# RECORDS SUPPLIED:
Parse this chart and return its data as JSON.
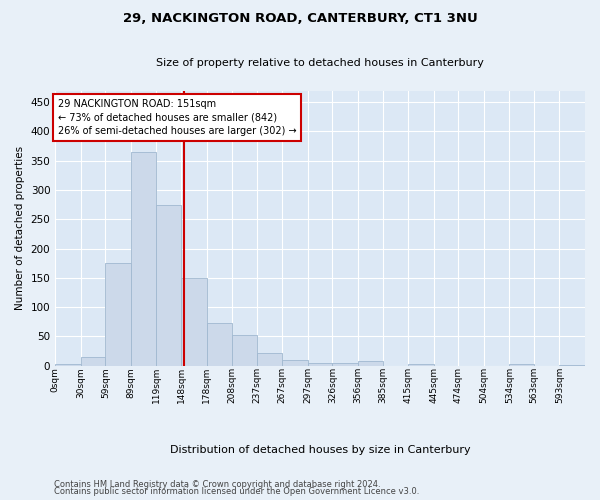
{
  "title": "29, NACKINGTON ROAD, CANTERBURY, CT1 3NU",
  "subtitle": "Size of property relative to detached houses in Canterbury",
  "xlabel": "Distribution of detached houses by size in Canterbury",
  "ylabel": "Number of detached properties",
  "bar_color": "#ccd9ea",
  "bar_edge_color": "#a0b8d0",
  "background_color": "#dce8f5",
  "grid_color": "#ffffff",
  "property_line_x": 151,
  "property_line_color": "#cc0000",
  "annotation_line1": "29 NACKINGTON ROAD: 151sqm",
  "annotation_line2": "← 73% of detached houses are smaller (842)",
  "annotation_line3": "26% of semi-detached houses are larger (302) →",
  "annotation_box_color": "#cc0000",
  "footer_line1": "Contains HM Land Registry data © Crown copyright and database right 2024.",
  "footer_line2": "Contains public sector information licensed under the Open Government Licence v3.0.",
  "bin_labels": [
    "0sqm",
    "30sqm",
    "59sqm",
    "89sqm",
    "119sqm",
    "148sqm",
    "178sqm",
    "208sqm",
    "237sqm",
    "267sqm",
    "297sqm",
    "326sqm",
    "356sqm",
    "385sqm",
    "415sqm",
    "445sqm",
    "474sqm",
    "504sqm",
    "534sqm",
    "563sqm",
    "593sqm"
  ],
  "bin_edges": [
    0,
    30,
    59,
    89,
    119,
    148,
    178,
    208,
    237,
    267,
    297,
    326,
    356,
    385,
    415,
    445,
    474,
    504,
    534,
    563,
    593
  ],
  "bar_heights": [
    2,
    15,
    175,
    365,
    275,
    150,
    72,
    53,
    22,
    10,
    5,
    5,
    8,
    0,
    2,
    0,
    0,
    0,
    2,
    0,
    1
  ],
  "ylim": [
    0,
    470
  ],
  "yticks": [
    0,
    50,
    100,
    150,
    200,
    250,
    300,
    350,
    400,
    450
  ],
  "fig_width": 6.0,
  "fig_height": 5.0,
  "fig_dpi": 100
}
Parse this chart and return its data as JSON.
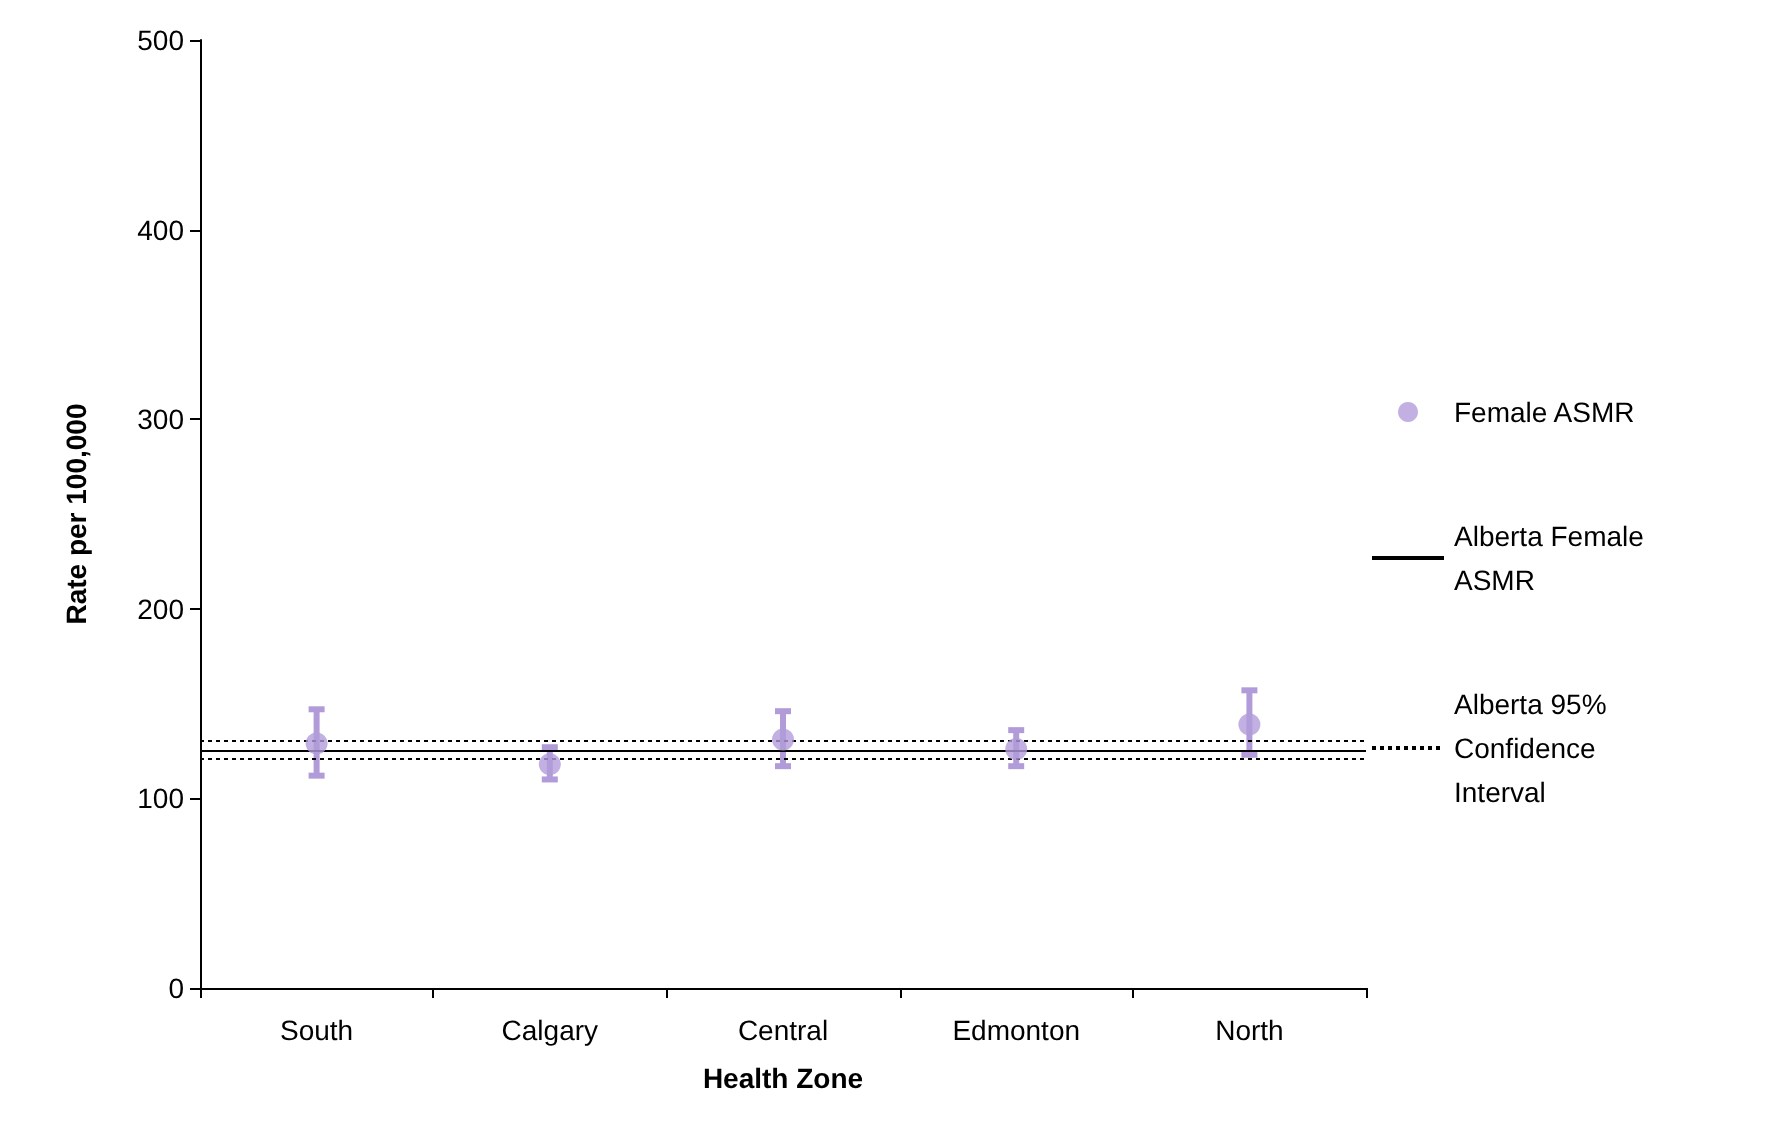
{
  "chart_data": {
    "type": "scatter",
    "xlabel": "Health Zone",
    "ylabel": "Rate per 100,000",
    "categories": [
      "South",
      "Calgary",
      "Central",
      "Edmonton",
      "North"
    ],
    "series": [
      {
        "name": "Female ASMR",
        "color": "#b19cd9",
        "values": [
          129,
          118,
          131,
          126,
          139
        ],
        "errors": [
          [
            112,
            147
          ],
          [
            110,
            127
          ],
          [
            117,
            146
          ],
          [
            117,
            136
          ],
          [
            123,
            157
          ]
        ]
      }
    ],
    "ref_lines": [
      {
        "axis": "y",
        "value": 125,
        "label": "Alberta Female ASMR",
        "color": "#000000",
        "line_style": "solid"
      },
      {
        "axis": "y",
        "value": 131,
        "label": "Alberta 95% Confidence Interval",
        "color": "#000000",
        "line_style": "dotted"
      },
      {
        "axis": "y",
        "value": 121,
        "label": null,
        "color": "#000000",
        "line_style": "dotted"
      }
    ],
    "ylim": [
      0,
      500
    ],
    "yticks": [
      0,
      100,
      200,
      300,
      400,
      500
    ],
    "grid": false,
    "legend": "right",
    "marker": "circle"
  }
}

# STATED TASK:
In the entries above, find each line with the word "right" and show it.

# SOLUTION TO THIS PROBLEM:
  "footer_line1": "Contains HM Land Registry data © Crown copyright and database right 2024.",
    "legend": "right",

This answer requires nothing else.